[WRITTEN INSTRUCTION] State how many lines include "JSON", giving the number by itself.

####

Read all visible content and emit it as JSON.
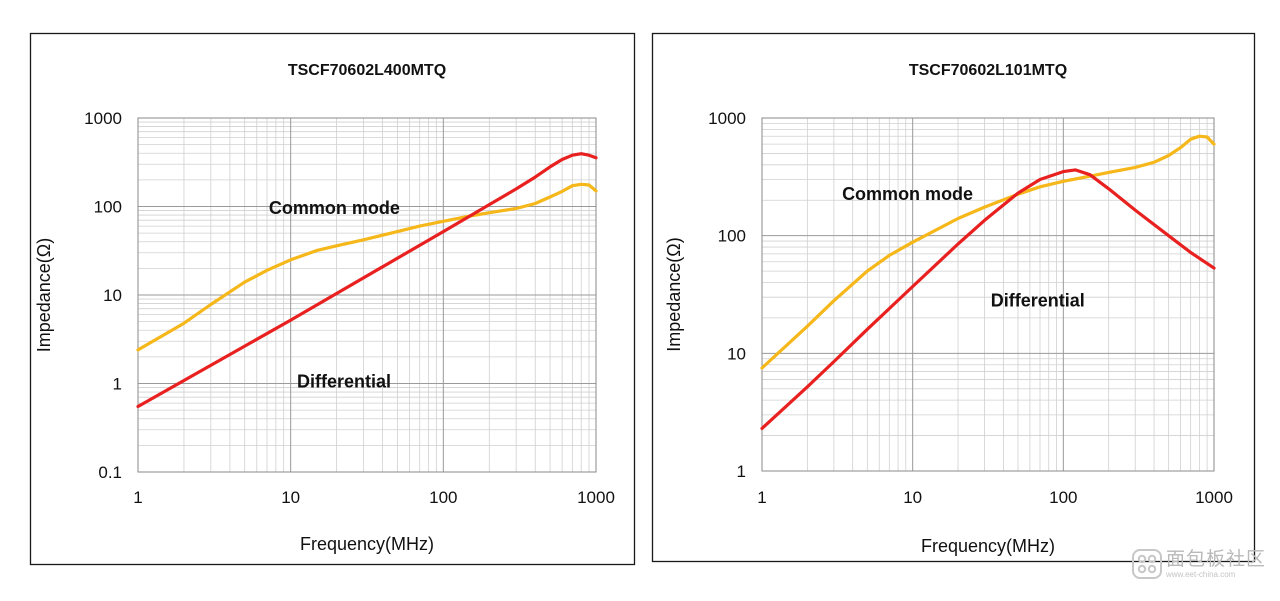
{
  "chart_data": [
    {
      "type": "line",
      "title": "TSCF70602L400MTQ",
      "xlabel": "Frequency(MHz)",
      "ylabel": "Impedance(Ω)",
      "xscale": "log",
      "yscale": "log",
      "xlim": [
        1,
        1000
      ],
      "ylim": [
        0.1,
        1000
      ],
      "xticks": [
        1,
        10,
        100,
        1000
      ],
      "xtick_labels": [
        "1",
        "10",
        "100",
        "1000"
      ],
      "yticks": [
        0.1,
        1,
        10,
        100,
        1000
      ],
      "ytick_labels": [
        "0.1",
        "1",
        "10",
        "100",
        "1000"
      ],
      "grid": true,
      "legend": "none",
      "annotations": [
        {
          "text": "Common mode",
          "x": 7.2,
          "y": 82
        },
        {
          "text": "Differential",
          "x": 11,
          "y": 0.9
        }
      ],
      "series": [
        {
          "name": "Common mode",
          "color": "#f5b719",
          "x": [
            1,
            2,
            3,
            5,
            7,
            10,
            15,
            20,
            30,
            50,
            70,
            100,
            150,
            200,
            300,
            400,
            500,
            600,
            700,
            800,
            900,
            1000
          ],
          "y": [
            2.4,
            4.8,
            7.8,
            14,
            19,
            25,
            32,
            36,
            42,
            52,
            60,
            68,
            78,
            85,
            95,
            108,
            128,
            148,
            172,
            178,
            175,
            150
          ]
        },
        {
          "name": "Differential",
          "color": "#e8201f",
          "x": [
            1,
            10,
            100,
            200,
            300,
            400,
            500,
            600,
            700,
            800,
            900,
            1000
          ],
          "y": [
            0.55,
            5.2,
            52,
            105,
            158,
            215,
            280,
            340,
            380,
            395,
            380,
            355
          ]
        }
      ]
    },
    {
      "type": "line",
      "title": "TSCF70602L101MTQ",
      "xlabel": "Frequency(MHz)",
      "ylabel": "Impedance(Ω)",
      "xscale": "log",
      "yscale": "log",
      "xlim": [
        1,
        1000
      ],
      "ylim": [
        1,
        1000
      ],
      "xticks": [
        1,
        10,
        100,
        1000
      ],
      "xtick_labels": [
        "1",
        "10",
        "100",
        "1000"
      ],
      "yticks": [
        1,
        10,
        100,
        1000
      ],
      "ytick_labels": [
        "1",
        "10",
        "100",
        "1000"
      ],
      "grid": true,
      "legend": "none",
      "annotations": [
        {
          "text": "Common mode",
          "x": 3.4,
          "y": 200
        },
        {
          "text": "Differential",
          "x": 33,
          "y": 25
        }
      ],
      "series": [
        {
          "name": "Common mode",
          "color": "#f5b719",
          "x": [
            1,
            2,
            3,
            5,
            7,
            10,
            20,
            30,
            50,
            70,
            100,
            150,
            200,
            300,
            400,
            500,
            600,
            700,
            800,
            900,
            1000
          ],
          "y": [
            7.5,
            17,
            28,
            50,
            68,
            88,
            140,
            175,
            225,
            260,
            290,
            320,
            345,
            380,
            420,
            480,
            560,
            660,
            700,
            690,
            600
          ]
        },
        {
          "name": "Differential",
          "color": "#e8201f",
          "x": [
            1,
            2,
            3,
            5,
            10,
            20,
            30,
            50,
            70,
            100,
            120,
            150,
            200,
            300,
            500,
            700,
            1000
          ],
          "y": [
            2.3,
            5.2,
            8.5,
            16,
            37,
            85,
            135,
            230,
            300,
            350,
            362,
            330,
            250,
            165,
            100,
            72,
            53
          ]
        }
      ]
    }
  ],
  "watermark": {
    "text": "面包板社区",
    "subtext": "www.eet-china.com"
  }
}
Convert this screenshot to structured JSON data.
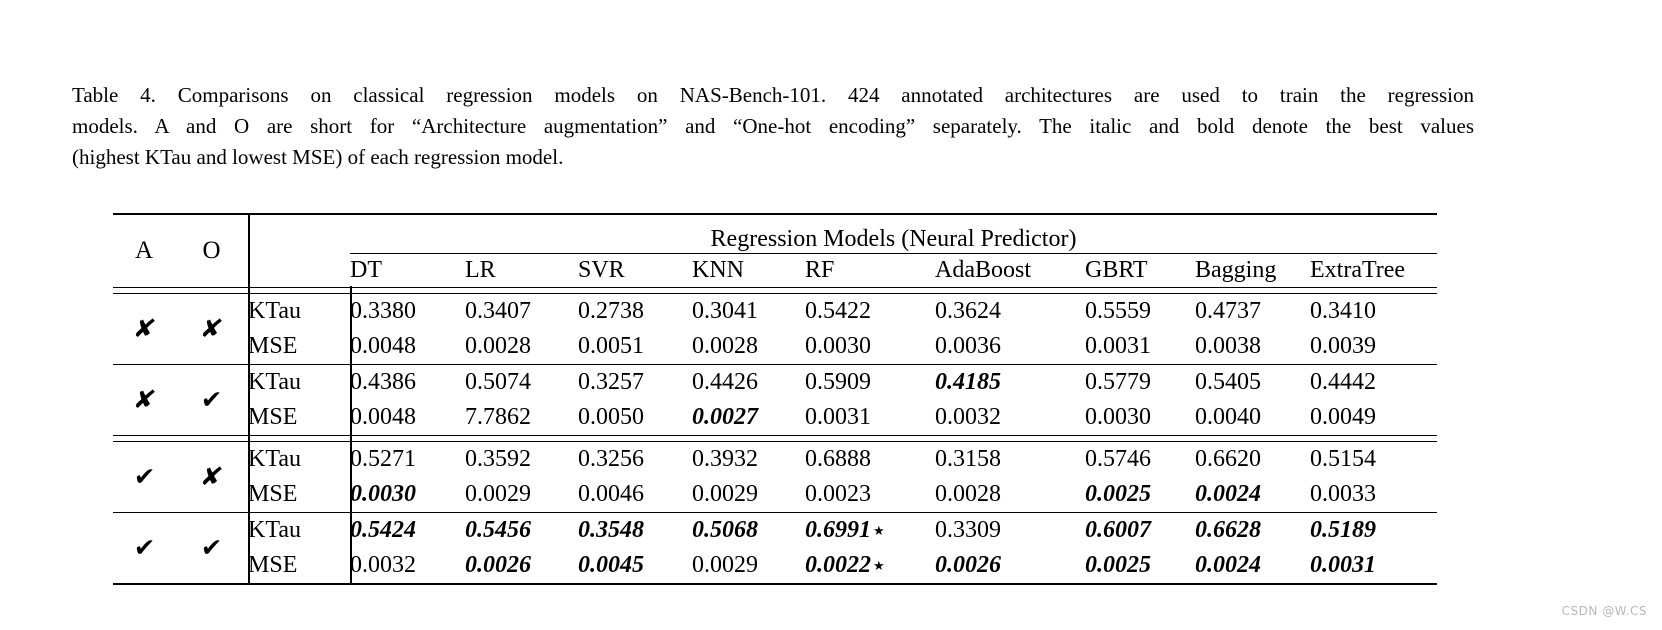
{
  "caption": {
    "lines": [
      "Table 4. Comparisons on classical regression models on NAS-Bench-101.  424 annotated architectures are used to train the regression",
      "models. A and O are short for “Architecture augmentation” and “One-hot encoding” separately. The italic and bold denote the best values",
      "(highest KTau and lowest MSE) of each regression model."
    ]
  },
  "table": {
    "header": {
      "a": "A",
      "o": "O",
      "group": "Regression Models (Neural Predictor)",
      "models": [
        "DT",
        "LR",
        "SVR",
        "KNN",
        "RF",
        "AdaBoost",
        "GBRT",
        "Bagging",
        "ExtraTree"
      ]
    },
    "mark_glyphs": {
      "cross": "✘",
      "check": "✔",
      "star": "★"
    },
    "groups": [
      {
        "a": "cross",
        "o": "cross",
        "rule_before": "double",
        "rows": [
          {
            "label": "KTau",
            "values": [
              {
                "v": "0.3380"
              },
              {
                "v": "0.3407"
              },
              {
                "v": "0.2738"
              },
              {
                "v": "0.3041"
              },
              {
                "v": "0.5422"
              },
              {
                "v": "0.3624"
              },
              {
                "v": "0.5559"
              },
              {
                "v": "0.4737"
              },
              {
                "v": "0.3410"
              }
            ]
          },
          {
            "label": "MSE",
            "values": [
              {
                "v": "0.0048"
              },
              {
                "v": "0.0028"
              },
              {
                "v": "0.0051"
              },
              {
                "v": "0.0028"
              },
              {
                "v": "0.0030"
              },
              {
                "v": "0.0036"
              },
              {
                "v": "0.0031"
              },
              {
                "v": "0.0038"
              },
              {
                "v": "0.0039"
              }
            ]
          }
        ]
      },
      {
        "a": "cross",
        "o": "check",
        "rule_before": "single",
        "rows": [
          {
            "label": "KTau",
            "values": [
              {
                "v": "0.4386"
              },
              {
                "v": "0.5074"
              },
              {
                "v": "0.3257"
              },
              {
                "v": "0.4426"
              },
              {
                "v": "0.5909"
              },
              {
                "v": "0.4185",
                "em": true
              },
              {
                "v": "0.5779"
              },
              {
                "v": "0.5405"
              },
              {
                "v": "0.4442"
              }
            ]
          },
          {
            "label": "MSE",
            "values": [
              {
                "v": "0.0048"
              },
              {
                "v": "7.7862"
              },
              {
                "v": "0.0050"
              },
              {
                "v": "0.0027",
                "em": true
              },
              {
                "v": "0.0031"
              },
              {
                "v": "0.0032"
              },
              {
                "v": "0.0030"
              },
              {
                "v": "0.0040"
              },
              {
                "v": "0.0049"
              }
            ]
          }
        ]
      },
      {
        "a": "check",
        "o": "cross",
        "rule_before": "double",
        "rows": [
          {
            "label": "KTau",
            "values": [
              {
                "v": "0.5271"
              },
              {
                "v": "0.3592"
              },
              {
                "v": "0.3256"
              },
              {
                "v": "0.3932"
              },
              {
                "v": "0.6888"
              },
              {
                "v": "0.3158"
              },
              {
                "v": "0.5746"
              },
              {
                "v": "0.6620"
              },
              {
                "v": "0.5154"
              }
            ]
          },
          {
            "label": "MSE",
            "values": [
              {
                "v": "0.0030",
                "em": true
              },
              {
                "v": "0.0029"
              },
              {
                "v": "0.0046"
              },
              {
                "v": "0.0029"
              },
              {
                "v": "0.0023"
              },
              {
                "v": "0.0028"
              },
              {
                "v": "0.0025",
                "em": true
              },
              {
                "v": "0.0024",
                "em": true
              },
              {
                "v": "0.0033"
              }
            ]
          }
        ]
      },
      {
        "a": "check",
        "o": "check",
        "rule_before": "single",
        "rows": [
          {
            "label": "KTau",
            "values": [
              {
                "v": "0.5424",
                "em": true
              },
              {
                "v": "0.5456",
                "em": true
              },
              {
                "v": "0.3548",
                "em": true
              },
              {
                "v": "0.5068",
                "em": true
              },
              {
                "v": "0.6991",
                "em": true,
                "star": true
              },
              {
                "v": "0.3309"
              },
              {
                "v": "0.6007",
                "em": true
              },
              {
                "v": "0.6628",
                "em": true
              },
              {
                "v": "0.5189",
                "em": true
              }
            ]
          },
          {
            "label": "MSE",
            "values": [
              {
                "v": "0.0032"
              },
              {
                "v": "0.0026",
                "em": true
              },
              {
                "v": "0.0045",
                "em": true
              },
              {
                "v": "0.0029"
              },
              {
                "v": "0.0022",
                "em": true,
                "star": true
              },
              {
                "v": "0.0026",
                "em": true
              },
              {
                "v": "0.0025",
                "em": true
              },
              {
                "v": "0.0024",
                "em": true
              },
              {
                "v": "0.0031",
                "em": true
              }
            ]
          }
        ]
      }
    ]
  },
  "watermark": "CSDN @W.CS"
}
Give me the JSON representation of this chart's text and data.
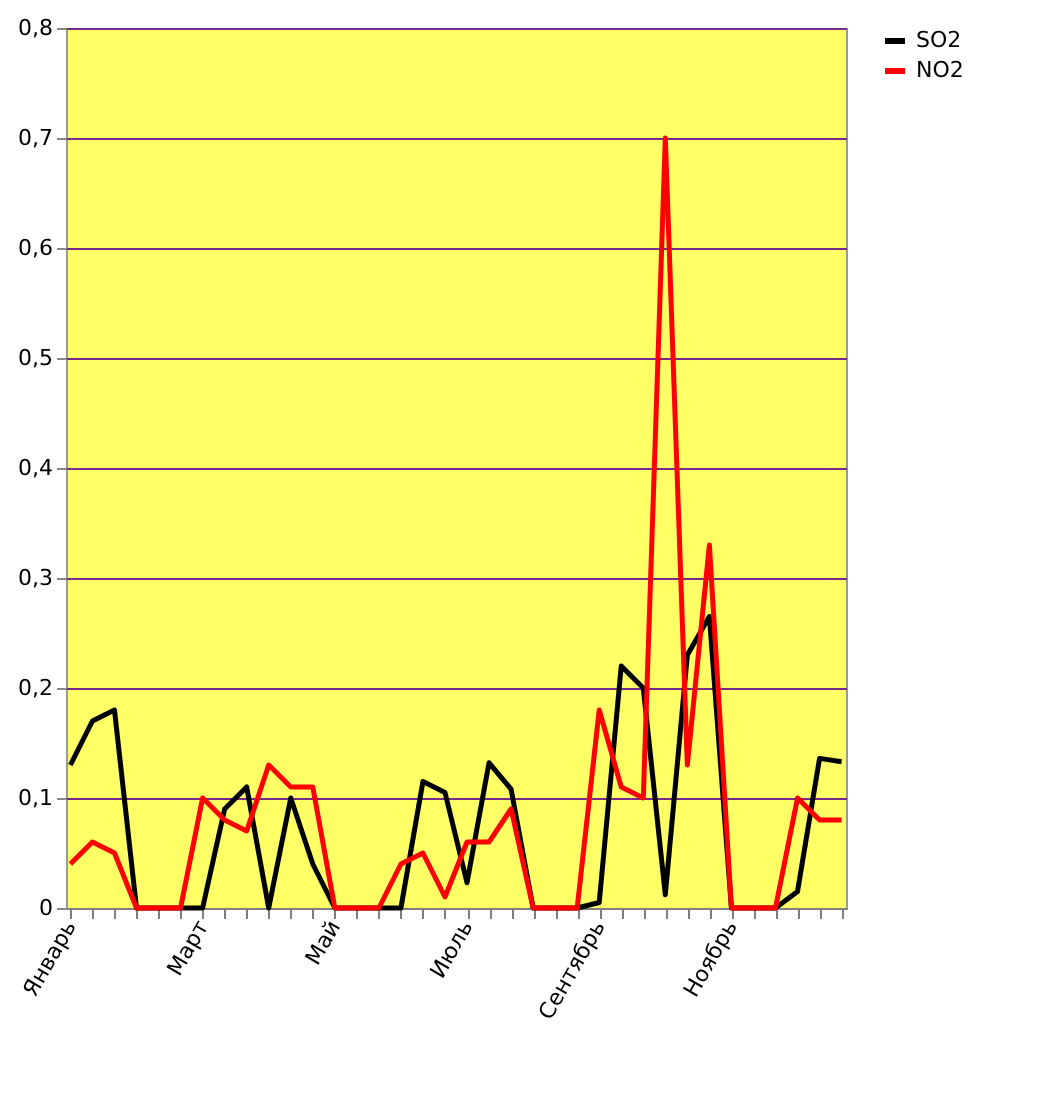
{
  "chart_data": {
    "type": "line",
    "categories": [
      "Январь",
      null,
      null,
      null,
      null,
      null,
      "Март",
      null,
      null,
      null,
      null,
      null,
      "Май",
      null,
      null,
      null,
      null,
      null,
      "Июль",
      null,
      null,
      null,
      null,
      null,
      "Сентябрь",
      null,
      null,
      null,
      null,
      null,
      "Ноябрь",
      null,
      null,
      null,
      null,
      null
    ],
    "series": [
      {
        "name": "SO2",
        "color": "#000000",
        "values": [
          0.13,
          0.17,
          0.18,
          0,
          0,
          0,
          0,
          0.09,
          0.11,
          0,
          0.1,
          0.04,
          0,
          0,
          0,
          0,
          0.115,
          0.105,
          0.023,
          0.132,
          0.108,
          0,
          0,
          0,
          0.005,
          0.22,
          0.2,
          0.012,
          0.23,
          0.265,
          0,
          0,
          0,
          0.015,
          0.136,
          0.133
        ]
      },
      {
        "name": "NO2",
        "color": "#ff0000",
        "values": [
          0.04,
          0.06,
          0.05,
          0,
          0,
          0,
          0.1,
          0.08,
          0.07,
          0.13,
          0.11,
          0.11,
          0,
          0,
          0,
          0.04,
          0.05,
          0.01,
          0.06,
          0.06,
          0.09,
          0,
          0,
          0,
          0.18,
          0.11,
          0.1,
          0.7,
          0.13,
          0.33,
          0,
          0,
          0,
          0.1,
          0.08,
          0.08
        ]
      }
    ],
    "ylim": [
      0,
      0.8
    ],
    "yticks": [
      0,
      {
        "value": 0.1,
        "label": "0,1"
      },
      {
        "value": 0.2,
        "label": "0,2"
      },
      {
        "value": 0.3,
        "label": "0,3"
      },
      {
        "value": 0.4,
        "label": "0,4"
      },
      {
        "value": 0.5,
        "label": "0,5"
      },
      {
        "value": 0.6,
        "label": "0,6"
      },
      {
        "value": 0.7,
        "label": "0,7"
      },
      {
        "value": 0.8,
        "label": "0,8"
      }
    ],
    "grid": "y",
    "legend": "right",
    "marker": "none",
    "line_style": "solid"
  }
}
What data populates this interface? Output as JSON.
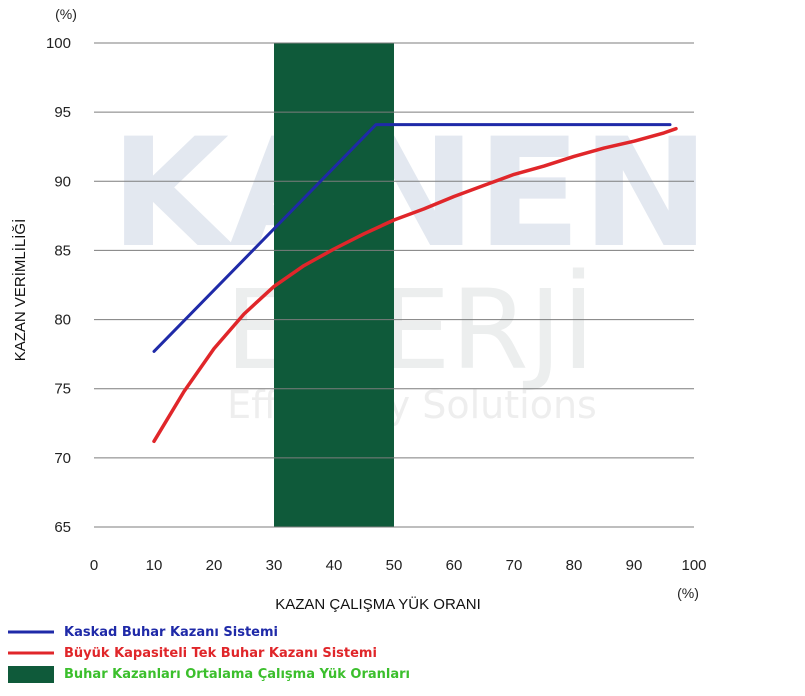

####

[ANSWER TO THIS EXERCISE] 4